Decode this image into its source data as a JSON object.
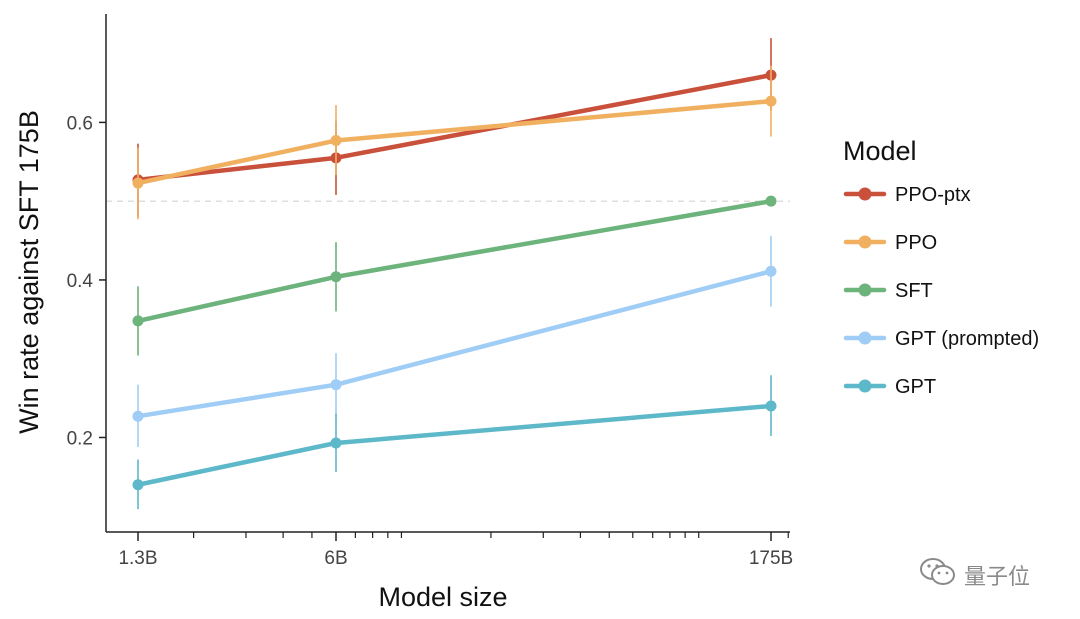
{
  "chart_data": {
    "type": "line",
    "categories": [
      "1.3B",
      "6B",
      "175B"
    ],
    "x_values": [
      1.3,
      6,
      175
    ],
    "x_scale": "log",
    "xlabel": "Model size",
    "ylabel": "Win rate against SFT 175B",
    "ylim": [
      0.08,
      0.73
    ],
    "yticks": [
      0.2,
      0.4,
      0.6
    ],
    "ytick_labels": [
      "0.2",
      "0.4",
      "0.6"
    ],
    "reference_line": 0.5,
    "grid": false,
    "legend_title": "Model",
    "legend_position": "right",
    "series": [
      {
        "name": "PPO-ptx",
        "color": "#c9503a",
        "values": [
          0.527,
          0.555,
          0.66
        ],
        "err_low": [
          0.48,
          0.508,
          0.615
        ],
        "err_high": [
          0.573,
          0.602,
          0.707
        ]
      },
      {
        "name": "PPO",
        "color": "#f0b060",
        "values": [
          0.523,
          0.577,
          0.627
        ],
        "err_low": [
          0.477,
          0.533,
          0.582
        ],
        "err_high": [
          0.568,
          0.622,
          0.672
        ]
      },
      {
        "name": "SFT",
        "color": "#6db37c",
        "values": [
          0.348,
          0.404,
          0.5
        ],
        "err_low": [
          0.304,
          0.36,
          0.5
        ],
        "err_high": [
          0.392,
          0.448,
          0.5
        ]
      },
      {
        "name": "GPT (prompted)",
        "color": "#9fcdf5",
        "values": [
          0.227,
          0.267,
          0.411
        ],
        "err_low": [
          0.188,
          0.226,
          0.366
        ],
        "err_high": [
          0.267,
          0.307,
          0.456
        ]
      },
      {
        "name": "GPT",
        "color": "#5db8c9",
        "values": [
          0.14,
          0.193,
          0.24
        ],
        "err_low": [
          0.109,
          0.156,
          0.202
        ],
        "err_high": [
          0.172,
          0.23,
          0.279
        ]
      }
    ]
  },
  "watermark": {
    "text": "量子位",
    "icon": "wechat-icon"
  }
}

______________________________

» **Requirement**: Count each line of the entries that holds the word "name", then state the total and nothing more.

» **Solution to the exercise**: 5